## Begin

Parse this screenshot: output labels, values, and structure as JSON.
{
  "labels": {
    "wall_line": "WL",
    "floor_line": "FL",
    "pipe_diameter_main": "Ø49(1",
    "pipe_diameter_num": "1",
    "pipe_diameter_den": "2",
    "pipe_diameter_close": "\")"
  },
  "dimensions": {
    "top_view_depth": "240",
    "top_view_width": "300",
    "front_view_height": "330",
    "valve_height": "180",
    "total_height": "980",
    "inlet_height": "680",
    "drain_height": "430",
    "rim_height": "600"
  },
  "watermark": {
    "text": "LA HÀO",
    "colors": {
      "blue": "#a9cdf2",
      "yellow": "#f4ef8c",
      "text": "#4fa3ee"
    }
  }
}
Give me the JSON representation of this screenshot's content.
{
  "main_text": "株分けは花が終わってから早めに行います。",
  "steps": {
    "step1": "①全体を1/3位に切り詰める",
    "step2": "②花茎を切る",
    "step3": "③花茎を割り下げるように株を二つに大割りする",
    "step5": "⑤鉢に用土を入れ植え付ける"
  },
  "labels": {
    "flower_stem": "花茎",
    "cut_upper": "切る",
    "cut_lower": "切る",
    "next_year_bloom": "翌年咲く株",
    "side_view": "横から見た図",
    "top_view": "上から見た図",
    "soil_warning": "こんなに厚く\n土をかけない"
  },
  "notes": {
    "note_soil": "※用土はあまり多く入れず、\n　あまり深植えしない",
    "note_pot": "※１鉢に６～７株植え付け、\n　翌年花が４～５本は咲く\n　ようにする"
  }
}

## End

REQUIRED WORK:
Repeat the records above exactly, from the first line to the last.

THE RESPONSE:
Parse this screenshot: output labels, values, and structure as JSON.
{
  "labels": {
    "wall_line": "WL",
    "floor_line": "FL",
    "pipe_diameter_main": "Ø49(1",
    "pipe_diameter_num": "1",
    "pipe_diameter_den": "2",
    "pipe_diameter_close": "\")"
  },
  "dimensions": {
    "top_view_depth": "240",
    "top_view_width": "300",
    "front_view_height": "330",
    "valve_height": "180",
    "total_height": "980",
    "inlet_height": "680",
    "drain_height": "430",
    "rim_height": "600"
  },
  "watermark": {
    "text": "LA HÀO",
    "colors": {
      "blue": "#a9cdf2",
      "yellow": "#f4ef8c",
      "text": "#4fa3ee"
    }
  }
}
Give me the JSON representation of this screenshot's content.
{
  "main_text": "株分けは花が終わってから早めに行います。",
  "steps": {
    "step1": "①全体を1/3位に切り詰める",
    "step2": "②花茎を切る",
    "step3": "③花茎を割り下げるように株を二つに大割りする",
    "step5": "⑤鉢に用土を入れ植え付ける"
  },
  "labels": {
    "flower_stem": "花茎",
    "cut_upper": "切る",
    "cut_lower": "切る",
    "next_year_bloom": "翌年咲く株",
    "side_view": "横から見た図",
    "top_view": "上から見た図",
    "soil_warning": "こんなに厚く\n土をかけない"
  },
  "notes": {
    "note_soil": "※用土はあまり多く入れず、\n　あまり深植えしない",
    "note_pot": "※１鉢に６～７株植え付け、\n　翌年花が４～５本は咲く\n　ようにする"
  }
}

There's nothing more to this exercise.